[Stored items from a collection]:

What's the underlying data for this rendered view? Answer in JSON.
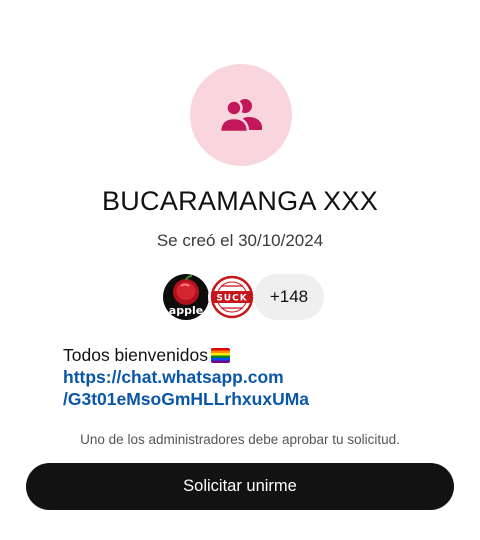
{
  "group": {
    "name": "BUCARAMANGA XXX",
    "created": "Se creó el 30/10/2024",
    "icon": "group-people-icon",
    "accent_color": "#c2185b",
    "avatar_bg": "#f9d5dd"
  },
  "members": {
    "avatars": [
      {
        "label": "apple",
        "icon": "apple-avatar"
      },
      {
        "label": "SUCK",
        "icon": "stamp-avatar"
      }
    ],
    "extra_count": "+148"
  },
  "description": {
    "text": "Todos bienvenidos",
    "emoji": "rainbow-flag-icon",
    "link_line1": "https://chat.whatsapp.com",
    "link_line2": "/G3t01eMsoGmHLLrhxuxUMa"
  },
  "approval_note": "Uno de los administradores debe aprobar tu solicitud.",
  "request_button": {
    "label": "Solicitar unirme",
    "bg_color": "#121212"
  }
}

[Exercise prompt]:
Display every line of the listing that contains the string "label".

[Output]:
        "label": "apple",
        "label": "SUCK",
    "label": "Solicitar unirme",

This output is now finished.